WHAT IS NEEDED ->
Write the records below out in full, character for character, with no pictures.

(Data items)
****************

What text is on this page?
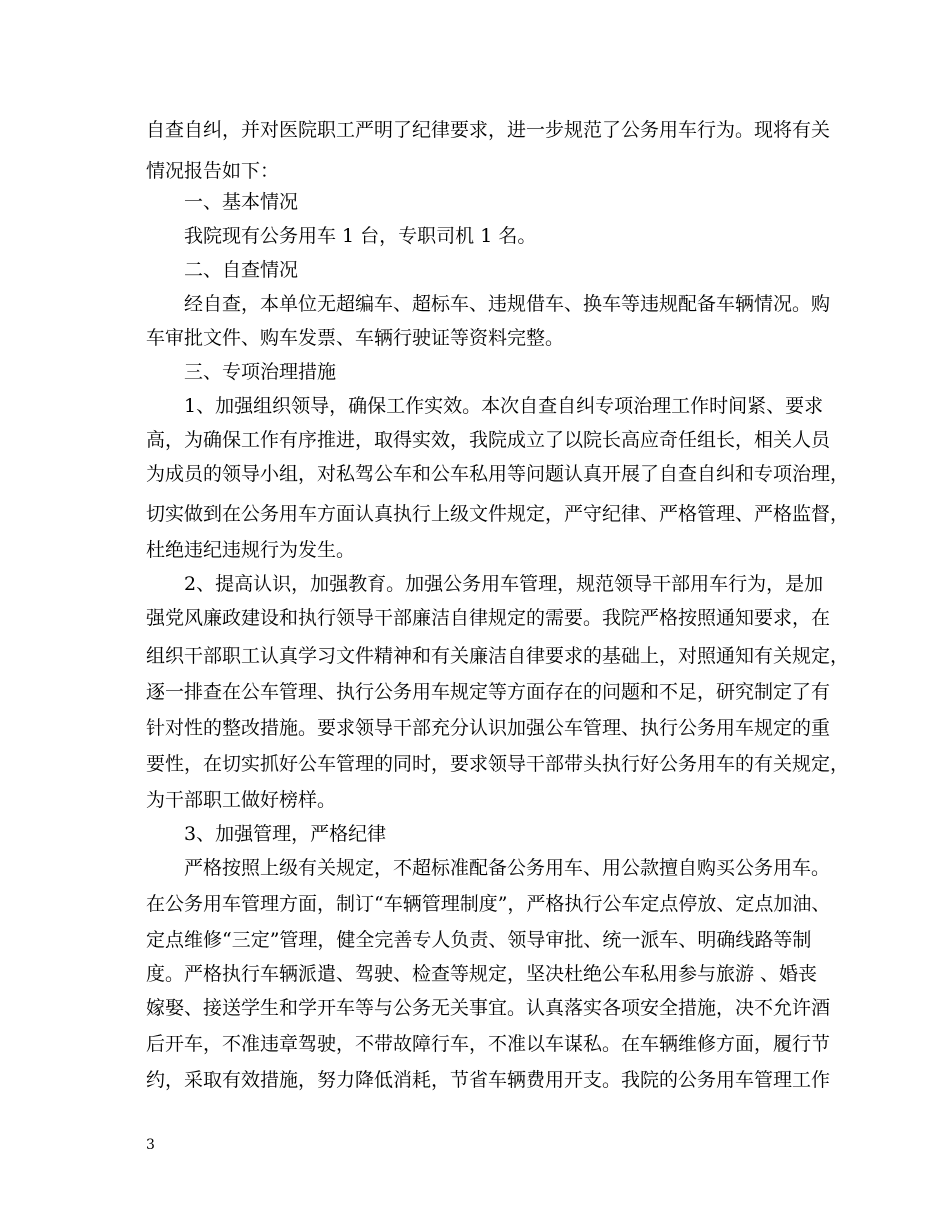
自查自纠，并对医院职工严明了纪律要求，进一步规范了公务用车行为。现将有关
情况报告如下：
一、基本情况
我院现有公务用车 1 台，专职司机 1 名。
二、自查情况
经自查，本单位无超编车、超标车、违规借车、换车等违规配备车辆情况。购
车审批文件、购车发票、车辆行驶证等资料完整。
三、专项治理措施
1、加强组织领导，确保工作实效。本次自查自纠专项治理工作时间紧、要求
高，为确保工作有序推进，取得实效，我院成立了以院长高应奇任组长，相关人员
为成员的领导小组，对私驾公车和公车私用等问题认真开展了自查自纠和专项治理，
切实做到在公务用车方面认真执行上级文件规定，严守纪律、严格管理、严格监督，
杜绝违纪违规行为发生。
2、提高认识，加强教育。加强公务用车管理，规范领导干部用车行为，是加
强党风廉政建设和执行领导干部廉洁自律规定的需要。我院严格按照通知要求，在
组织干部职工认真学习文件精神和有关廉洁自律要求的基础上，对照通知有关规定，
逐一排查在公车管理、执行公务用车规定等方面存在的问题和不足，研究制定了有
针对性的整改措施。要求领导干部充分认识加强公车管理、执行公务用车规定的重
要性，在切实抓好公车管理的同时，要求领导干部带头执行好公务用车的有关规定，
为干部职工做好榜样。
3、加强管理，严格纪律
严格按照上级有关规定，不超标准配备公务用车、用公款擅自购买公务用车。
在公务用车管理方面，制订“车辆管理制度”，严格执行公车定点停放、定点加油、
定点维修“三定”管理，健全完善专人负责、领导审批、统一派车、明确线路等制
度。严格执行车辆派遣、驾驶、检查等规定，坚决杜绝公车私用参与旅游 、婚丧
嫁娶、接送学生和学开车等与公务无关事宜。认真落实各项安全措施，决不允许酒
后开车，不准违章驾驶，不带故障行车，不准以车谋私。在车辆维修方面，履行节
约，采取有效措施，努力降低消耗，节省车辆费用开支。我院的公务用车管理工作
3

****************

THE SOLUTION ->
What text is on this page?
自查自纠，并对医院职工严明了纪律要求，进一步规范了公务用车行为。现将有关
情况报告如下：
一、基本情况
我院现有公务用车 1 台，专职司机 1 名。
二、自查情况
经自查，本单位无超编车、超标车、违规借车、换车等违规配备车辆情况。购
车审批文件、购车发票、车辆行驶证等资料完整。
三、专项治理措施
1、加强组织领导，确保工作实效。本次自查自纠专项治理工作时间紧、要求
高，为确保工作有序推进，取得实效，我院成立了以院长高应奇任组长，相关人员
为成员的领导小组，对私驾公车和公车私用等问题认真开展了自查自纠和专项治理，
切实做到在公务用车方面认真执行上级文件规定，严守纪律、严格管理、严格监督，
杜绝违纪违规行为发生。
2、提高认识，加强教育。加强公务用车管理，规范领导干部用车行为，是加
强党风廉政建设和执行领导干部廉洁自律规定的需要。我院严格按照通知要求，在
组织干部职工认真学习文件精神和有关廉洁自律要求的基础上，对照通知有关规定，
逐一排查在公车管理、执行公务用车规定等方面存在的问题和不足，研究制定了有
针对性的整改措施。要求领导干部充分认识加强公车管理、执行公务用车规定的重
要性，在切实抓好公车管理的同时，要求领导干部带头执行好公务用车的有关规定，
为干部职工做好榜样。
3、加强管理，严格纪律
严格按照上级有关规定，不超标准配备公务用车、用公款擅自购买公务用车。
在公务用车管理方面，制订“车辆管理制度”，严格执行公车定点停放、定点加油、
定点维修“三定”管理，健全完善专人负责、领导审批、统一派车、明确线路等制
度。严格执行车辆派遣、驾驶、检查等规定，坚决杜绝公车私用参与旅游 、婚丧
嫁娶、接送学生和学开车等与公务无关事宜。认真落实各项安全措施，决不允许酒
后开车，不准违章驾驶，不带故障行车，不准以车谋私。在车辆维修方面，履行节
约，采取有效措施，努力降低消耗，节省车辆费用开支。我院的公务用车管理工作
3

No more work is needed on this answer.